- Task details
Reproduce exactly the lines from the line containing "Read this page and output its text content." through the end of the records below, including both ends, and nothing else.

- The records
· · · · ·
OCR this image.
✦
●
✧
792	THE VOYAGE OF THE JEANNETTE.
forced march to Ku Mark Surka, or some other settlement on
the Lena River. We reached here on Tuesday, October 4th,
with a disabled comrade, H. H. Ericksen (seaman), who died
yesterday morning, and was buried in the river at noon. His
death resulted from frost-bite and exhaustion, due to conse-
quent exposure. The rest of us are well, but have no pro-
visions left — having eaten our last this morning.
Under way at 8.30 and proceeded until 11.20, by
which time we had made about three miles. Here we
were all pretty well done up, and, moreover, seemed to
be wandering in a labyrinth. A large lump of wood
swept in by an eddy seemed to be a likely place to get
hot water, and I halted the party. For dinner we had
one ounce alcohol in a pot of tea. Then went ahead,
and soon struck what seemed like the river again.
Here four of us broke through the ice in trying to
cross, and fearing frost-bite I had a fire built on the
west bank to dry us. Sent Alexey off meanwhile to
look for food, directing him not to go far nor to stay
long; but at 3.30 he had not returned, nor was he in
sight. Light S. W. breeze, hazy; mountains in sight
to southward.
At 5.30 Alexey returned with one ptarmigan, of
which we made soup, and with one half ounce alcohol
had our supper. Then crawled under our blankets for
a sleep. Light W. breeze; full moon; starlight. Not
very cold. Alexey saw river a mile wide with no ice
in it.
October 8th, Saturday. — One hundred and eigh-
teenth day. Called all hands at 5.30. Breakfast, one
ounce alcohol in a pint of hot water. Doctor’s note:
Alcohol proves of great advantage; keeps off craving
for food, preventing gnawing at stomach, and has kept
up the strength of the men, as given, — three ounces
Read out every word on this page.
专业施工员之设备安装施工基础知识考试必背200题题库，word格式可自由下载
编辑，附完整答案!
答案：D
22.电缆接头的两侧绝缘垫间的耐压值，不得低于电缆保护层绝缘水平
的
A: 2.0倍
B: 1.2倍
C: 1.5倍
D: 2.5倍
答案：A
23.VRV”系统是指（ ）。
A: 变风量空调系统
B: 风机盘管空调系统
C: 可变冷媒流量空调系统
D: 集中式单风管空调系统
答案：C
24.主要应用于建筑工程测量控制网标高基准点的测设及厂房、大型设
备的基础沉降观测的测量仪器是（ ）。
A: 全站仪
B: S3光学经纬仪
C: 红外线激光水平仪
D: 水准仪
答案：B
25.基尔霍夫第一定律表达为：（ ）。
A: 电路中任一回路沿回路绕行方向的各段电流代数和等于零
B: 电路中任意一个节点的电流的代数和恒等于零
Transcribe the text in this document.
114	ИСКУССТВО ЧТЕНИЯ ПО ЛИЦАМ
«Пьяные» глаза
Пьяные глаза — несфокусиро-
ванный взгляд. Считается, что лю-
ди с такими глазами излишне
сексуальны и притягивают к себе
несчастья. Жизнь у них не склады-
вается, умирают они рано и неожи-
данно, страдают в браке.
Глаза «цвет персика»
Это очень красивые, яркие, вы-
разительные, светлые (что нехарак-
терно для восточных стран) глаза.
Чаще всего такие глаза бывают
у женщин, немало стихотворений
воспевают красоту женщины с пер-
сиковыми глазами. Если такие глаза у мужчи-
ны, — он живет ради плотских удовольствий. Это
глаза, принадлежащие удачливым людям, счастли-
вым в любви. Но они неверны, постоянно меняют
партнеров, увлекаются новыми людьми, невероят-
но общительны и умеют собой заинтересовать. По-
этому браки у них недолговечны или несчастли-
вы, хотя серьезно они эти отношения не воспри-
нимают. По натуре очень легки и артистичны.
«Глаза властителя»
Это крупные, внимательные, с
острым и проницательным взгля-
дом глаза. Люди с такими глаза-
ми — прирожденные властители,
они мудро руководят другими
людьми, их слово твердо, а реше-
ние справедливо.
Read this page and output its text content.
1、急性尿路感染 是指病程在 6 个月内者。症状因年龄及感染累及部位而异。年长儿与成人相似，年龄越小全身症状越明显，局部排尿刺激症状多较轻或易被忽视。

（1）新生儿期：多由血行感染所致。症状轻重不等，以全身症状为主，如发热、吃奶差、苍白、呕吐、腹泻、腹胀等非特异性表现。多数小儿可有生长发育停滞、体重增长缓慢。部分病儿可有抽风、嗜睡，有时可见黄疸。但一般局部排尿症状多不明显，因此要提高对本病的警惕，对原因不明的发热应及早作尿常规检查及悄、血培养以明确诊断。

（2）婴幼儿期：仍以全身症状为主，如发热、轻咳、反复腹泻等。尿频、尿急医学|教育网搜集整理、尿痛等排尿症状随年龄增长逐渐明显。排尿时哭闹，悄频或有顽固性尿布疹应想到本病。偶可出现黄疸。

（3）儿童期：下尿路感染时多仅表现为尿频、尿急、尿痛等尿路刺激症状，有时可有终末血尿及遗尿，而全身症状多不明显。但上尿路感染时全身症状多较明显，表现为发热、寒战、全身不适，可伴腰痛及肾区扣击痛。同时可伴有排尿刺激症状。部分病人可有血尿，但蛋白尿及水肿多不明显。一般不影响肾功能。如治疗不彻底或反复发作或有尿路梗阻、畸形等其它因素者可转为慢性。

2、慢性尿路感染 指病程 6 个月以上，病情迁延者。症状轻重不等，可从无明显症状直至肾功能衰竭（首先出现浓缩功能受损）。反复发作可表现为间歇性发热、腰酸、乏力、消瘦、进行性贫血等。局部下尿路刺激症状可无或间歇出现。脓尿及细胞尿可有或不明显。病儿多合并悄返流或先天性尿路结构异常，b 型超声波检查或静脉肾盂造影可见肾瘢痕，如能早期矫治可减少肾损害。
· · · · ·
- Reply
Read this page and output its text content.
1、急性尿路感染 是指病程在 6 个月内者。症状因年龄及感染累及部位而异。年长儿与成人相似，年龄越小全身症状越明显，局部排尿刺激症状多较轻或易被忽视。

（1）新生儿期：多由血行感染所致。症状轻重不等，以全身症状为主，如发热、吃奶差、苍白、呕吐、腹泻、腹胀等非特异性表现。多数小儿可有生长发育停滞、体重增长缓慢。部分病儿可有抽风、嗜睡，有时可见黄疸。但一般局部排尿症状多不明显，因此要提高对本病的警惕，对原因不明的发热应及早作尿常规检查及悄、血培养以明确诊断。

（2）婴幼儿期：仍以全身症状为主，如发热、轻咳、反复腹泻等。尿频、尿急医学|教育网搜集整理、尿痛等排尿症状随年龄增长逐渐明显。排尿时哭闹，悄频或有顽固性尿布疹应想到本病。偶可出现黄疸。

（3）儿童期：下尿路感染时多仅表现为尿频、尿急、尿痛等尿路刺激症状，有时可有终末血尿及遗尿，而全身症状多不明显。但上尿路感染时全身症状多较明显，表现为发热、寒战、全身不适，可伴腰痛及肾区扣击痛。同时可伴有排尿刺激症状。部分病人可有血尿，但蛋白尿及水肿多不明显。一般不影响肾功能。如治疗不彻底或反复发作或有尿路梗阻、畸形等其它因素者可转为慢性。

2、慢性尿路感染 指病程 6 个月以上，病情迁延者。症状轻重不等，可从无明显症状直至肾功能衰竭（首先出现浓缩功能受损）。反复发作可表现为间歇性发热、腰酸、乏力、消瘦、进行性贫血等。局部下尿路刺激症状可无或间歇出现。脓尿及细胞尿可有或不明显。病儿多合并悄返流或先天性尿路结构异常，b 型超声波检查或静脉肾盂造影可见肾瘢痕，如能早期矫治可减少肾损害。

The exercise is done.